# WHAT YOU HAVE TO DO
Go through the material and pull out every line with the string "Freq" in it.

— Start of SUPPLIED DATA —

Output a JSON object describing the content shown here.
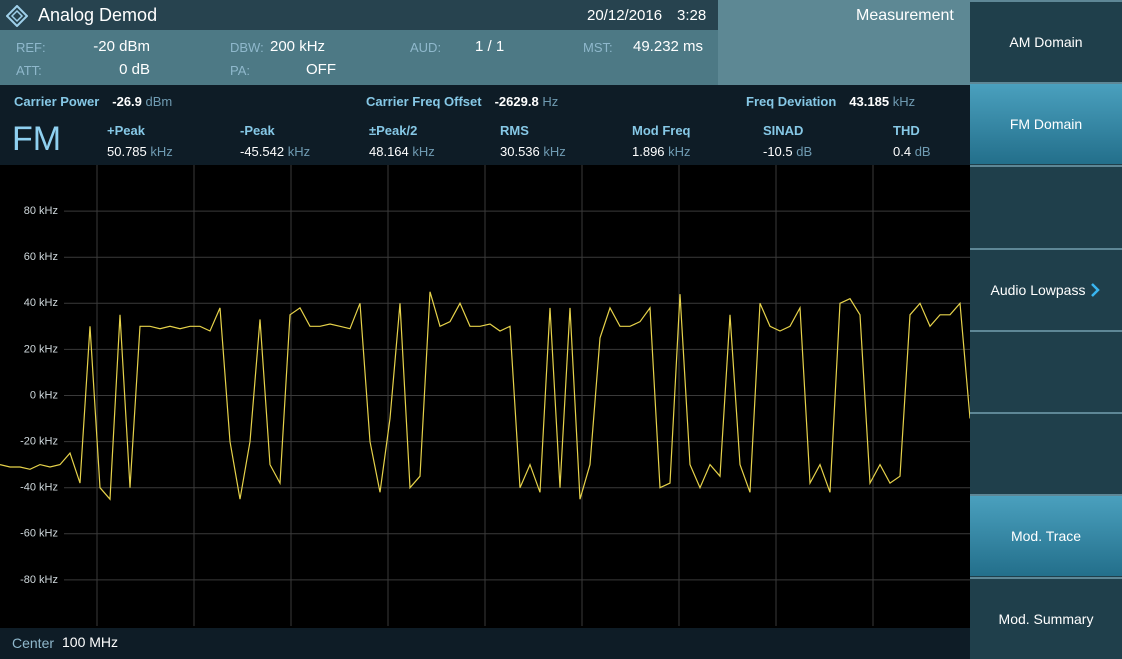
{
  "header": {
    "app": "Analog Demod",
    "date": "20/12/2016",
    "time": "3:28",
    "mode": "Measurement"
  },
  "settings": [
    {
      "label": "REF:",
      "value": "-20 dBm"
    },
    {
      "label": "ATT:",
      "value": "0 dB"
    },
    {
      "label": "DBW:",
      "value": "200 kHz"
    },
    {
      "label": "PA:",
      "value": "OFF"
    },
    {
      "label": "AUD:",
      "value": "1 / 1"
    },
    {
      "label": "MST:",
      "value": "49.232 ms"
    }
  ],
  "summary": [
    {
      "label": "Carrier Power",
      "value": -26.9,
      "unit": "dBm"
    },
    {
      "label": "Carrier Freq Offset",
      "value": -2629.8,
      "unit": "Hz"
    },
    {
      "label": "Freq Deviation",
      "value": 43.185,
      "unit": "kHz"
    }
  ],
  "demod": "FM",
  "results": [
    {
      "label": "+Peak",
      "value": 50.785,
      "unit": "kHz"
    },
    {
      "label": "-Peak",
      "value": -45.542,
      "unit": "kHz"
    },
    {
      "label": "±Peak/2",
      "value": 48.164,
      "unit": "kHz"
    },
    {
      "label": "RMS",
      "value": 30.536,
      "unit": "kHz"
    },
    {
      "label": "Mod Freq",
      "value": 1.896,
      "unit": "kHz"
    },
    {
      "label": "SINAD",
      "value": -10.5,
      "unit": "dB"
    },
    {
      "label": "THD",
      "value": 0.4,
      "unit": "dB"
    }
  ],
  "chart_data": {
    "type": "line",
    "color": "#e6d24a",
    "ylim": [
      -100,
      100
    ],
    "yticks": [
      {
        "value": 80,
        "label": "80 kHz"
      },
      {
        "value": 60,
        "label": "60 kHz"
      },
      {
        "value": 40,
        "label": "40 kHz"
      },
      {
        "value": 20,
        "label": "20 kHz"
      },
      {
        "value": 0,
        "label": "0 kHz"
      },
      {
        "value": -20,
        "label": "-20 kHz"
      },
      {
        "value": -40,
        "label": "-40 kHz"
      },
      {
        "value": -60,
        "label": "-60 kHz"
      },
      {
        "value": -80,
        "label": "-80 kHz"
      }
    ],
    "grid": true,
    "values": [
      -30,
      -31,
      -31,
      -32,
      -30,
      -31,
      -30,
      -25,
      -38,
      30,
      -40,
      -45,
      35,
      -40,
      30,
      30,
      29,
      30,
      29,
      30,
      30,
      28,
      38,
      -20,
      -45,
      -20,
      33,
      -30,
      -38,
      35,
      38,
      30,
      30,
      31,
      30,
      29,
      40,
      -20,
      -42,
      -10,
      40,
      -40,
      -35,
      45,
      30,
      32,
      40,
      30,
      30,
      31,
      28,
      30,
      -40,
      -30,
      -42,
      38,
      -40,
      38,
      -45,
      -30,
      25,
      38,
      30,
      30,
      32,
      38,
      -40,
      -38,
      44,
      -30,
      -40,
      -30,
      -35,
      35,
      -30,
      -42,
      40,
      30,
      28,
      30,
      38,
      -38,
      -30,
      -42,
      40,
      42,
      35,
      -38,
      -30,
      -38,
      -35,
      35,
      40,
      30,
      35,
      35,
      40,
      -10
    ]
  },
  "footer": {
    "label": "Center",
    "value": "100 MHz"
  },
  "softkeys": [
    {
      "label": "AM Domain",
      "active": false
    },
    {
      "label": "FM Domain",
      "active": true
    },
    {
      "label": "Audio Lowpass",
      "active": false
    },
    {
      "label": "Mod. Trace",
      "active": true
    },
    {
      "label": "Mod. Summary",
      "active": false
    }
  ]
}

— End of SUPPLIED DATA —

# RESULT OF THE EXERCISE
      "label": "Carrier Freq Offset",
      "label": "Freq Deviation",
      "label": "Mod Freq",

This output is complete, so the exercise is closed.